<<<<

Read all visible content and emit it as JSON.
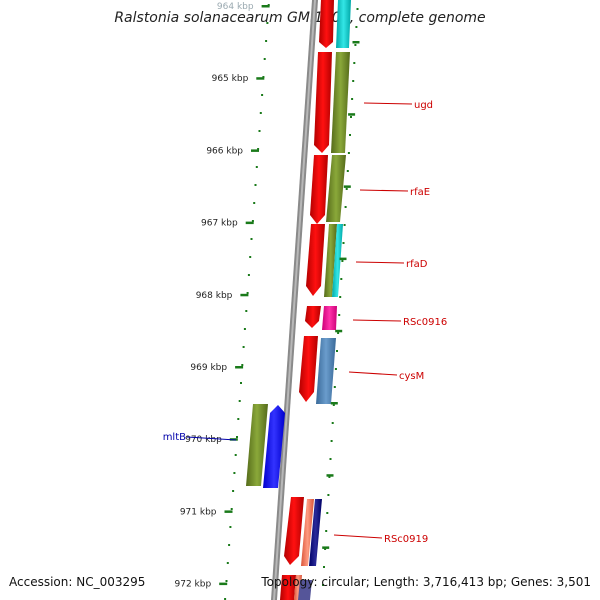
{
  "title": "Ralstonia solanacearum GMI1000, complete genome",
  "footer": {
    "accession": "Accession: NC_003295",
    "summary": "Topology: circular; Length: 3,716,413 bp; Genes: 3,501"
  },
  "colors": {
    "backbone": "#888888",
    "tick": "#1a7a1a",
    "label": "#cc0000",
    "label_other_strand": "#0000aa"
  },
  "ruler": {
    "ticks": [
      "964 kbp",
      "965 kbp",
      "966 kbp",
      "967 kbp",
      "968 kbp",
      "969 kbp",
      "970 kbp",
      "971 kbp",
      "972 kbp"
    ]
  },
  "genes": [
    {
      "label": "ugd",
      "color": "#cc0000"
    },
    {
      "label": "rfaE",
      "color": "#cc0000"
    },
    {
      "label": "rfaD",
      "color": "#cc0000"
    },
    {
      "label": "RSc0916",
      "color": "#cc0000"
    },
    {
      "label": "cysM",
      "color": "#cc0000"
    },
    {
      "label": "mltB",
      "color": "#0000aa"
    },
    {
      "label": "RSc0919",
      "color": "#cc0000"
    }
  ]
}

>>>>

◆ WHAT IS NEEDED ◆
The entries above need to be transcribed word for word, and the pictures stay out.

◆ RESULT BELOW ◆
Read all visible content and emit it as JSON.
{
  "title": "Ralstonia solanacearum GMI1000, complete genome",
  "footer": {
    "accession": "Accession: NC_003295",
    "summary": "Topology: circular; Length: 3,716,413 bp; Genes: 3,501"
  },
  "colors": {
    "backbone": "#888888",
    "tick": "#1a7a1a",
    "label": "#cc0000",
    "label_other_strand": "#0000aa"
  },
  "ruler": {
    "ticks": [
      "964 kbp",
      "965 kbp",
      "966 kbp",
      "967 kbp",
      "968 kbp",
      "969 kbp",
      "970 kbp",
      "971 kbp",
      "972 kbp"
    ]
  },
  "genes": [
    {
      "label": "ugd",
      "color": "#cc0000"
    },
    {
      "label": "rfaE",
      "color": "#cc0000"
    },
    {
      "label": "rfaD",
      "color": "#cc0000"
    },
    {
      "label": "RSc0916",
      "color": "#cc0000"
    },
    {
      "label": "cysM",
      "color": "#cc0000"
    },
    {
      "label": "mltB",
      "color": "#0000aa"
    },
    {
      "label": "RSc0919",
      "color": "#cc0000"
    }
  ]
}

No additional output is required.